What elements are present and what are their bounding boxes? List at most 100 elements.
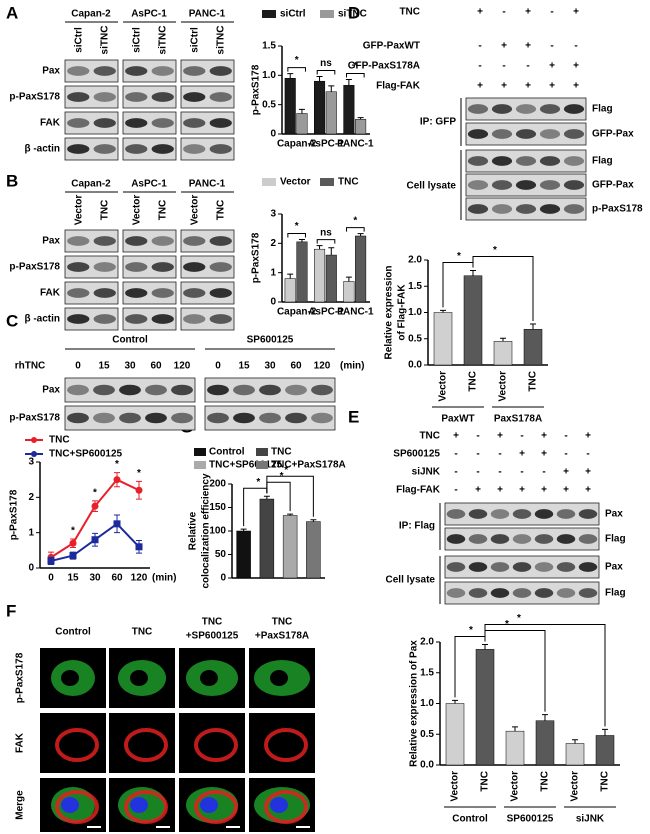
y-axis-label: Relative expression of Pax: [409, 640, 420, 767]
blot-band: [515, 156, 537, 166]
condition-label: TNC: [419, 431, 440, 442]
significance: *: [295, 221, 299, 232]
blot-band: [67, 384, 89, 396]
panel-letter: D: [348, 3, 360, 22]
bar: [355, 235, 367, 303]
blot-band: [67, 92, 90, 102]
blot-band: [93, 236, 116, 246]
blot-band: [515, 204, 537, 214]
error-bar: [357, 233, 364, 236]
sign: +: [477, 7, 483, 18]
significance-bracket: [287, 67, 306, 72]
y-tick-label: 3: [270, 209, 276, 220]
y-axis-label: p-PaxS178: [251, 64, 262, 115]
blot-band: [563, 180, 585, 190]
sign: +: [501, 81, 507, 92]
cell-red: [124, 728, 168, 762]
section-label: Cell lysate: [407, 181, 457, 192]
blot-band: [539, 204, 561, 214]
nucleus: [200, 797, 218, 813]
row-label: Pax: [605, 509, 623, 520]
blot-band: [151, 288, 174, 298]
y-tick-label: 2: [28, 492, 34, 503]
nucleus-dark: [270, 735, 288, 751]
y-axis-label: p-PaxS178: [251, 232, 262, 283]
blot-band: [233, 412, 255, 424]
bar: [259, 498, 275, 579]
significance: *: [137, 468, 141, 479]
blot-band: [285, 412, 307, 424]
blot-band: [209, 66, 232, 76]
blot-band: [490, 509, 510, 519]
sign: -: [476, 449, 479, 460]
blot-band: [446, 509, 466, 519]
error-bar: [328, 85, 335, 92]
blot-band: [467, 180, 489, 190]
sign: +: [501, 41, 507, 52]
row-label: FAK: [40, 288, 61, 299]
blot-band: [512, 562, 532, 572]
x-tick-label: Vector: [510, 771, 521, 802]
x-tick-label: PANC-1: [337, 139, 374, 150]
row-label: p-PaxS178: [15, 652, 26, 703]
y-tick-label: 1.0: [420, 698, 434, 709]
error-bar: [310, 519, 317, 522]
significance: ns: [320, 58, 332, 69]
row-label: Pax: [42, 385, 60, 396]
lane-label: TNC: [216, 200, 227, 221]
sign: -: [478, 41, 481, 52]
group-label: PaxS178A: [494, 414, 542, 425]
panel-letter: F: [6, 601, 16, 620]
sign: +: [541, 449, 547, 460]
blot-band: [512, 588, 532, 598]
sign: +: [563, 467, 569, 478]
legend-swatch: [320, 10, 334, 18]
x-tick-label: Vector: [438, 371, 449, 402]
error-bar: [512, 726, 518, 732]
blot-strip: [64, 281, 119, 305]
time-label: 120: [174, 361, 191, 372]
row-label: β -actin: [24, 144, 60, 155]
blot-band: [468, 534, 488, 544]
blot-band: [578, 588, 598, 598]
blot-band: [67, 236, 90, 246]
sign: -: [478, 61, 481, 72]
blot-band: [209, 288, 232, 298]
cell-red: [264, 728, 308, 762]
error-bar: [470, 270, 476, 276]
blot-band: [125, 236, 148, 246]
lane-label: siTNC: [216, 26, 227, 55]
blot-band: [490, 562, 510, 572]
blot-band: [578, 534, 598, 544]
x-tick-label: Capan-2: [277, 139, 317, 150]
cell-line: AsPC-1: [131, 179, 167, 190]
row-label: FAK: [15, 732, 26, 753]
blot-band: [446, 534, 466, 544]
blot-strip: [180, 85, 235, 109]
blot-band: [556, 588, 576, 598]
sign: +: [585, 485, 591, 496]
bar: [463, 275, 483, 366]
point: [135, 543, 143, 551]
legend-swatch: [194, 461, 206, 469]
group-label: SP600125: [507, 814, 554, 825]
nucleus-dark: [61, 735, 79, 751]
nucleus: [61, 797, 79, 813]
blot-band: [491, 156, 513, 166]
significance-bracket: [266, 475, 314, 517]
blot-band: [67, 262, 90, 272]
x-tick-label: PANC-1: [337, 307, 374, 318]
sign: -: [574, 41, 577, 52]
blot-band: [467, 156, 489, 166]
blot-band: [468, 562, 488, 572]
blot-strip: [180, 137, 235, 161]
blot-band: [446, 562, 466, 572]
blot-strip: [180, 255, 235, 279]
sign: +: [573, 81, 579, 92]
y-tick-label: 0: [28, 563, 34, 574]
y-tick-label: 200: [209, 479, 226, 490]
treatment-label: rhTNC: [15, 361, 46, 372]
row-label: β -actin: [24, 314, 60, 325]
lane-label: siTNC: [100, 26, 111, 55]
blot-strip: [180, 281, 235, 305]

______________________________

SET EXERCISE –
Rename "blot-band" to "band" throughout the records above and write them out again with every other line unchanged, omitting the pictures.

ANSWER TO THIS EXERCISE –
What elements are present and what are their bounding boxes? List at most 100 elements.
y-axis-label: Relative expression of Pax: [409, 640, 420, 767]
band: [515, 156, 537, 166]
condition-label: TNC: [419, 431, 440, 442]
significance: *: [295, 221, 299, 232]
band: [67, 384, 89, 396]
panel-letter: D: [348, 3, 360, 22]
bar: [355, 235, 367, 303]
band: [67, 92, 90, 102]
band: [93, 236, 116, 246]
band: [515, 204, 537, 214]
error-bar: [357, 233, 364, 236]
sign: +: [477, 7, 483, 18]
significance-bracket: [287, 67, 306, 72]
y-tick-label: 3: [270, 209, 276, 220]
y-axis-label: p-PaxS178: [251, 64, 262, 115]
band: [563, 180, 585, 190]
sign: +: [501, 81, 507, 92]
cell-red: [124, 728, 168, 762]
section-label: Cell lysate: [407, 181, 457, 192]
band: [539, 204, 561, 214]
nucleus: [200, 797, 218, 813]
row-label: Pax: [605, 509, 623, 520]
band: [151, 288, 174, 298]
y-tick-label: 2: [28, 492, 34, 503]
nucleus-dark: [270, 735, 288, 751]
y-axis-label: p-PaxS178: [251, 232, 262, 283]
band: [233, 412, 255, 424]
bar: [259, 498, 275, 579]
significance: *: [137, 468, 141, 479]
band: [285, 412, 307, 424]
band: [209, 66, 232, 76]
band: [490, 509, 510, 519]
sign: -: [476, 449, 479, 460]
band: [446, 509, 466, 519]
error-bar: [328, 85, 335, 92]
band: [467, 180, 489, 190]
sign: +: [501, 41, 507, 52]
row-label: FAK: [40, 288, 61, 299]
band: [512, 562, 532, 572]
x-tick-label: Vector: [510, 771, 521, 802]
x-tick-label: PANC-1: [337, 139, 374, 150]
row-label: p-PaxS178: [15, 652, 26, 703]
y-tick-label: 1.0: [420, 698, 434, 709]
error-bar: [310, 519, 317, 522]
significance: ns: [320, 58, 332, 69]
row-label: Pax: [42, 385, 60, 396]
lane-label: TNC: [216, 200, 227, 221]
sign: -: [478, 41, 481, 52]
group-label: PaxS178A: [494, 414, 542, 425]
panel-letter: F: [6, 601, 16, 620]
sign: +: [541, 449, 547, 460]
band: [512, 588, 532, 598]
sign: +: [563, 467, 569, 478]
legend-swatch: [320, 10, 334, 18]
x-tick-label: Vector: [438, 371, 449, 402]
error-bar: [512, 726, 518, 732]
blot-strip: [64, 281, 119, 305]
time-label: 120: [174, 361, 191, 372]
row-label: β -actin: [24, 144, 60, 155]
band: [468, 534, 488, 544]
band: [578, 588, 598, 598]
band: [67, 236, 90, 246]
sign: -: [478, 61, 481, 72]
band: [209, 288, 232, 298]
cell-red: [264, 728, 308, 762]
error-bar: [470, 270, 476, 276]
band: [125, 236, 148, 246]
lane-label: siTNC: [216, 26, 227, 55]
band: [490, 562, 510, 572]
band: [578, 534, 598, 544]
x-tick-label: Capan-2: [277, 139, 317, 150]
cell-line: AsPC-1: [131, 179, 167, 190]
row-label: FAK: [15, 732, 26, 753]
band: [446, 534, 466, 544]
blot-strip: [180, 85, 235, 109]
band: [556, 588, 576, 598]
sign: +: [585, 485, 591, 496]
bar: [463, 275, 483, 366]
point: [135, 543, 143, 551]
legend-swatch: [194, 461, 206, 469]
group-label: SP600125: [507, 814, 554, 825]
nucleus-dark: [61, 735, 79, 751]
nucleus: [61, 797, 79, 813]
band: [491, 156, 513, 166]
significance-bracket: [266, 475, 314, 517]
band: [67, 262, 90, 272]
x-tick-label: PANC-1: [337, 307, 374, 318]
sign: -: [574, 41, 577, 52]
band: [467, 156, 489, 166]
band: [468, 562, 488, 572]
blot-strip: [180, 137, 235, 161]
band: [446, 562, 466, 572]
blot-strip: [180, 255, 235, 279]
sign: +: [573, 81, 579, 92]
y-tick-label: 0: [28, 563, 34, 574]
y-tick-label: 200: [209, 479, 226, 490]
treatment-label: rhTNC: [15, 361, 46, 372]
row-label: β -actin: [24, 314, 60, 325]
lane-label: siTNC: [100, 26, 111, 55]
blot-strip: [180, 281, 235, 305]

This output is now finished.